Problem ::
Set down every entry once more, character for character.

Input data ::

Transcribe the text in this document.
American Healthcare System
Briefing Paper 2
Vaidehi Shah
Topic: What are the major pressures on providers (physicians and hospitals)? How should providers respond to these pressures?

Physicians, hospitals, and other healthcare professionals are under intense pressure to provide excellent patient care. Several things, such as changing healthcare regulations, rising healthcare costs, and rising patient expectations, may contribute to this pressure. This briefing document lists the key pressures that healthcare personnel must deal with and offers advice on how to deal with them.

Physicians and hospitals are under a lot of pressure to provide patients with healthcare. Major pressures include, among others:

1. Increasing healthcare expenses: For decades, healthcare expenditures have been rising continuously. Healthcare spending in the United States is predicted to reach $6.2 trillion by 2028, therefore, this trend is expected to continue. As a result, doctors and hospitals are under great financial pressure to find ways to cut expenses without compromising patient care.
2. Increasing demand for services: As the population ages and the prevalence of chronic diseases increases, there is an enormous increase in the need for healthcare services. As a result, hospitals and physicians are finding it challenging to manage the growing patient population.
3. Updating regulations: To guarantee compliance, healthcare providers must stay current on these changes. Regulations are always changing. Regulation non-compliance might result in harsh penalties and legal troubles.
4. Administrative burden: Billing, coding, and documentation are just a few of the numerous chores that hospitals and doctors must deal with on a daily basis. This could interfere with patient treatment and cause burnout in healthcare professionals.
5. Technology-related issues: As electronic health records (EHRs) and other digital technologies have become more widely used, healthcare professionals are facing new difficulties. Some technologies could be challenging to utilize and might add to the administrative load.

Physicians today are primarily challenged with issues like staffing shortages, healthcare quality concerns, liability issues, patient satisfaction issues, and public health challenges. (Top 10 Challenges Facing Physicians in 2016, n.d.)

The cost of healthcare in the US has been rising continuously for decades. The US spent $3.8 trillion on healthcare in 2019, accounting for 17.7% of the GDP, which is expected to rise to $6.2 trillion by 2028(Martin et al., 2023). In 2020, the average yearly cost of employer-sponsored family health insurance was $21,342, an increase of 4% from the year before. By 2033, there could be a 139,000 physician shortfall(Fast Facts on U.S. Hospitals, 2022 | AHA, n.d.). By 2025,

Output of the task ::
Transcribe the text in this document.
American Healthcare System
Briefing Paper 2
Vaidehi Shah
Topic: What are the major pressures on providers (physicians and hospitals)? How should providers respond to these pressures?

Physicians, hospitals, and other healthcare professionals are under intense pressure to provide excellent patient care. Several things, such as changing healthcare regulations, rising healthcare costs, and rising patient expectations, may contribute to this pressure. This briefing document lists the key pressures that healthcare personnel must deal with and offers advice on how to deal with them.

Physicians and hospitals are under a lot of pressure to provide patients with healthcare. Major pressures include, among others:

1. Increasing healthcare expenses: For decades, healthcare expenditures have been rising continuously. Healthcare spending in the United States is predicted to reach $6.2 trillion by 2028, therefore, this trend is expected to continue. As a result, doctors and hospitals are under great financial pressure to find ways to cut expenses without compromising patient care.
2. Increasing demand for services: As the population ages and the prevalence of chronic diseases increases, there is an enormous increase in the need for healthcare services. As a result, hospitals and physicians are finding it challenging to manage the growing patient population.
3. Updating regulations: To guarantee compliance, healthcare providers must stay current on these changes. Regulations are always changing. Regulation non-compliance might result in harsh penalties and legal troubles.
4. Administrative burden: Billing, coding, and documentation are just a few of the numerous chores that hospitals and doctors must deal with on a daily basis. This could interfere with patient treatment and cause burnout in healthcare professionals.
5. Technology-related issues: As electronic health records (EHRs) and other digital technologies have become more widely used, healthcare professionals are facing new difficulties. Some technologies could be challenging to utilize and might add to the administrative load.

Physicians today are primarily challenged with issues like staffing shortages, healthcare quality concerns, liability issues, patient satisfaction issues, and public health challenges. (Top 10 Challenges Facing Physicians in 2016, n.d.)

The cost of healthcare in the US has been rising continuously for decades. The US spent $3.8 trillion on healthcare in 2019, accounting for 17.7% of the GDP, which is expected to rise to $6.2 trillion by 2028(Martin et al., 2023). In 2020, the average yearly cost of employer-sponsored family health insurance was $21,342, an increase of 4% from the year before. By 2033, there could be a 139,000 physician shortfall(Fast Facts on U.S. Hospitals, 2022 | AHA, n.d.). By 2025,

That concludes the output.